Do this »
Locate each line in the records containing "label". Copy it.

Material provided »
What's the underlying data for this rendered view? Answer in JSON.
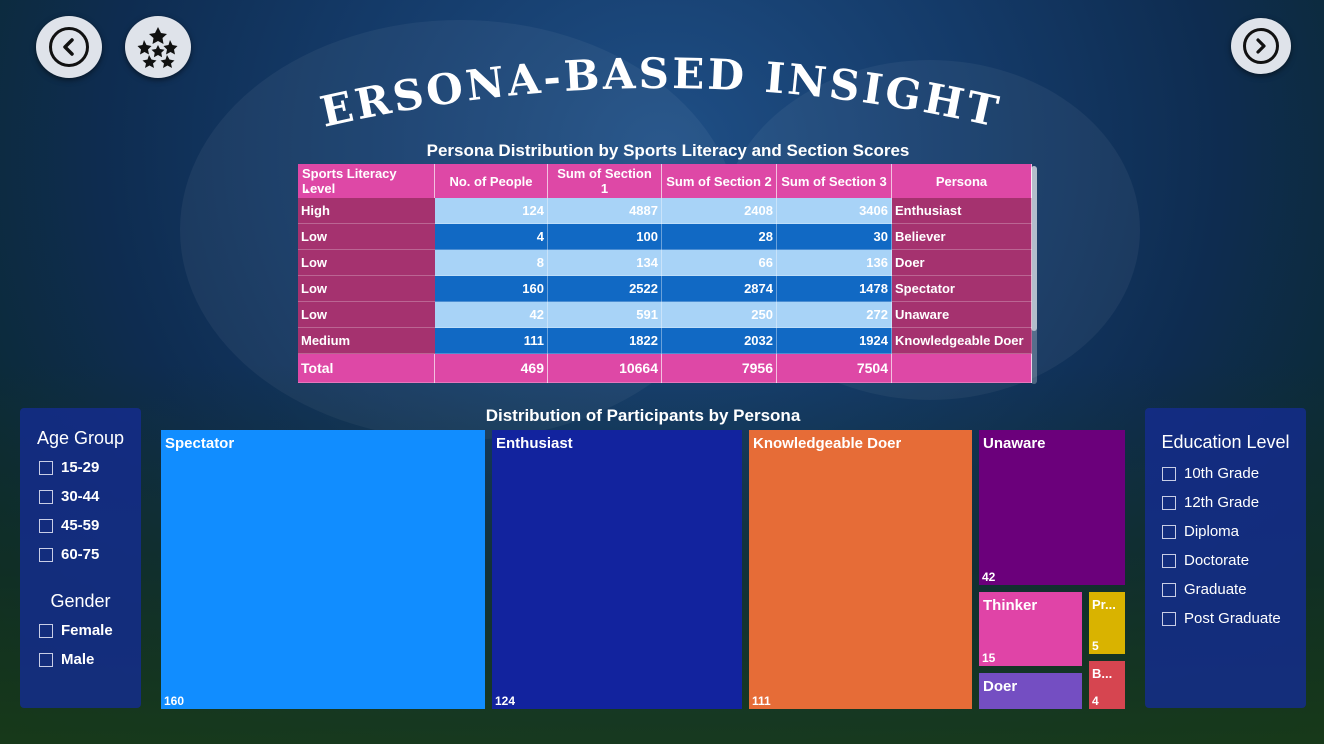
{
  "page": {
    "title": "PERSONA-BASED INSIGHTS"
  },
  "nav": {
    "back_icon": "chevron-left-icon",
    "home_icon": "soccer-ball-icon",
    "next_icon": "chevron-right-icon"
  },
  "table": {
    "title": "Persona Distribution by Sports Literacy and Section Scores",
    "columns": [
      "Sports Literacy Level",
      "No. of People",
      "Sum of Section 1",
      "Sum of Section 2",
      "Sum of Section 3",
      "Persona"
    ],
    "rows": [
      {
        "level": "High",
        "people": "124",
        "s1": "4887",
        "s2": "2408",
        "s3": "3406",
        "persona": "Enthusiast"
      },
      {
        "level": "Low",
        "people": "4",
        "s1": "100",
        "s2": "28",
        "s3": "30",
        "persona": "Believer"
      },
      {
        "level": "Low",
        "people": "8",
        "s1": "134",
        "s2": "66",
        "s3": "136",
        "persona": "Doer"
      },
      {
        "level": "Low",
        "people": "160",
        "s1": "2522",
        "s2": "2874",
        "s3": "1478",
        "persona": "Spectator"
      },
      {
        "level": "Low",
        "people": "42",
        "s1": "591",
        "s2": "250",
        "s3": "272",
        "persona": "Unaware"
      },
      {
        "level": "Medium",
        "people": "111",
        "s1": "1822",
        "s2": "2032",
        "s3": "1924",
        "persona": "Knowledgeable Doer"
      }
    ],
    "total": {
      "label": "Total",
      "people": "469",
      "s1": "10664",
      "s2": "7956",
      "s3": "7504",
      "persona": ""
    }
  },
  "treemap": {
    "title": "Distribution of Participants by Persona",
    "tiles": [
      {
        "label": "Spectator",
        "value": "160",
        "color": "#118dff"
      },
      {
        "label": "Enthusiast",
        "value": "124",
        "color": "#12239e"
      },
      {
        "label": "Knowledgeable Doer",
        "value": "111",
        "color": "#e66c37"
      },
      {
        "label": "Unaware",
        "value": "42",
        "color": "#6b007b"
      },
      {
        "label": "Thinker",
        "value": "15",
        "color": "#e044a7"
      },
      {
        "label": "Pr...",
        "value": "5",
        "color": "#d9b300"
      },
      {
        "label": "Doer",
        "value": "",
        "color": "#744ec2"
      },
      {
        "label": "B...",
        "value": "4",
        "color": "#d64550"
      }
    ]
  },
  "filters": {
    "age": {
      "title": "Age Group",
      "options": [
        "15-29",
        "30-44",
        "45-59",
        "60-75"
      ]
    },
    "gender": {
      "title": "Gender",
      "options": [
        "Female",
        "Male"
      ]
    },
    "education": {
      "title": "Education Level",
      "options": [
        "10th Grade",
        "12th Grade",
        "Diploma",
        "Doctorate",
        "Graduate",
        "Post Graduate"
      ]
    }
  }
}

Exercise solution »
      "label": "Total",
        "label": "Spectator",
        "label": "Enthusiast",
        "label": "Knowledgeable Doer",
        "label": "Unaware",
        "label": "Thinker",
        "label": "Pr...",
        "label": "Doer",
        "label": "B...",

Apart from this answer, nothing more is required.